## THE EXERCISE:
Indicate only the number of lines in the listing below in which the word "силы" appears.

## Collected data entries:
⟨

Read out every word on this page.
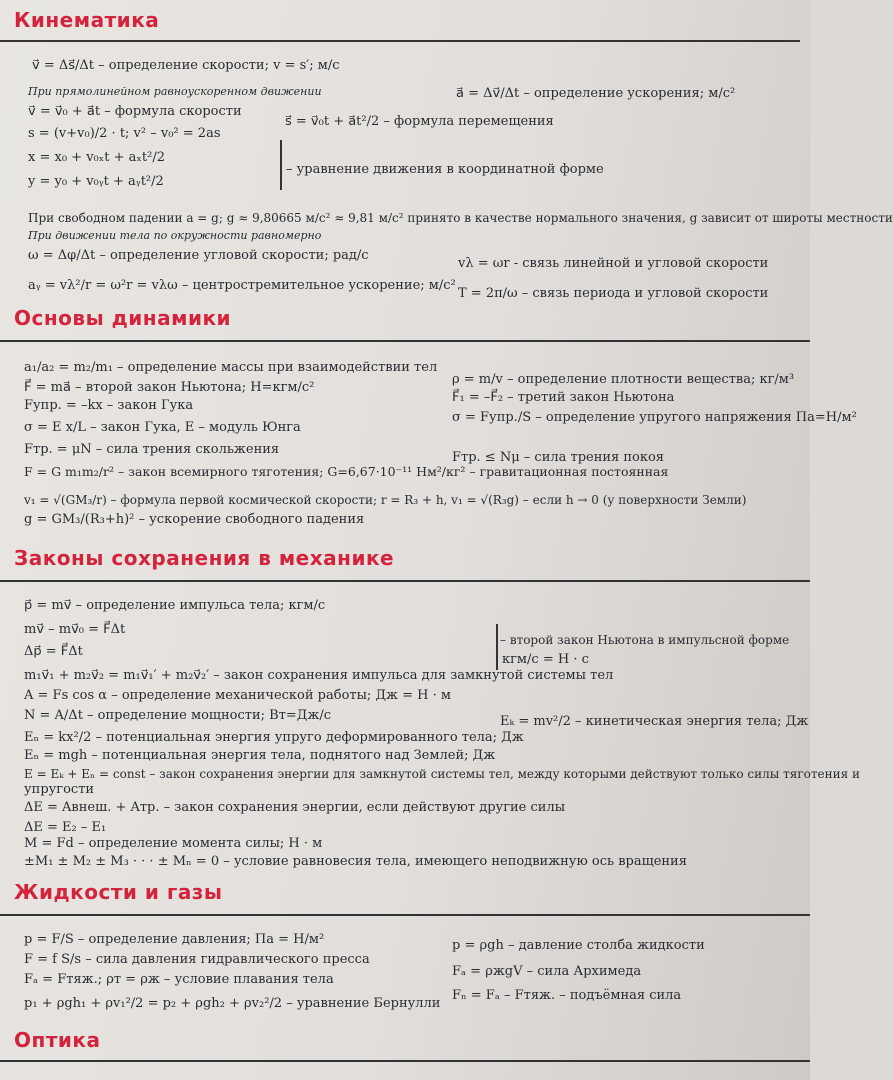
Кинематика
v⃗ = Δs⃗/Δt – определение скорости; v = s′; м/с
a⃗ = Δv⃗/Δt – определение ускорения; м/с²
При прямолинейном равноускоренном движении
v⃗ = v⃗₀ + a⃗t – формула скорости
s⃗ = v⃗₀t + a⃗t²/2 – формула перемещения
s = (v+v₀)/2 · t; v² – v₀² = 2as
x = x₀ + v₀ₓt + aₓt²/2
– уравнение движения в координатной форме
y = y₀ + v₀ᵧt + aᵧt²/2
При свободном падении a = g; g ≈ 9,80665 м/с² ≈ 9,81 м/с² принято в качестве нормального значения, g зависит от широты местности
При движении тела по окружности равномерно
ω = Δφ/Δt – определение угловой скорости; рад/с
vλ = ωr - связь линейной и угловой скорости
aᵧ = vλ²/r = ω²r = vλω – центростремительное ускорение; м/с²
T = 2π/ω – связь периода и угловой скорости
Основы динамики
a₁/a₂ = m₂/m₁ – определение массы при взаимодействии тел
ρ = m/v – определение плотности вещества; кг/м³
F⃗ = ma⃗ – второй закон Ньютона; Н=кгм/с²
F⃗₁ = –F⃗₂ – третий закон Ньютона
Fупр. = –kx – закон Гука
σ = Fупр./S – определение упругого напряжения Па=Н/м²
σ = E x/L – закон Гука, E – модуль Юнга
Fтр. = μN – сила трения скольжения
Fтр. ≤ Nμ – сила трения покоя
F = G m₁m₂/r² – закон всемирного тяготения; G=6,67·10⁻¹¹ Нм²/кг² – гравитационная постоянная
v₁ = √(GM₃/r) – формула первой космической скорости; r = R₃ + h, v₁ = √(R₃g) – если h → 0 (у поверхности Земли)
g = GM₃/(R₃+h)² – ускорение свободного падения
Законы сохранения в механике
p⃗ = mv⃗ – определение импульса тела; кгм/с
mv⃗ – mv⃗₀ = F⃗Δt
– второй закон Ньютона в импульсной форме
Δp⃗ = F⃗Δt
кгм/с = Н · с
m₁v⃗₁ + m₂v⃗₂ = m₁v⃗₁′ + m₂v⃗₂′ – закон сохранения импульса для замкнутой системы тел
A = Fs cos α – определение механической работы; Дж = Н · м
N = A/Δt – определение мощности; Вт=Дж/с	Eₖ = mv²/2 – кинетическая энергия тела; Дж
Eₙ = kx²/2 – потенциальная энергия упруго деформированного тела; Дж
Eₙ = mgh – потенциальная энергия тела, поднятого над Землей; Дж
E = Eₖ + Eₙ = const – закон сохранения энергии для замкнутой системы тел, между которыми действуют только силы тяготения и
упругости
ΔE = Aвнеш. + Aтр. – закон сохранения энергии, если действуют другие силы
ΔE = E₂ – E₁
M = Fd – определение момента силы; Н · м
±M₁ ± M₂ ± M₃ · · · ± Mₙ = 0 – условие равновесия тела, имеющего неподвижную ось вращения
Жидкости и газы
p = F/S – определение давления; Па = Н/м²	p = ρgh – давление столба жидкости
F = f S/s – сила давления гидравлического пресса
Fₐ = ρжgV – сила Архимеда
Fₐ = Fтяж.; ρт = ρж – условие плавания тела
Fₙ = Fₐ – Fтяж. – подъёмная сила
p₁ + ρgh₁ + ρv₁²/2 = p₂ + ρgh₂ + ρv₂²/2 – уравнение Бернулли
Оптика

⟩

## SOLVED EXERCISE:
3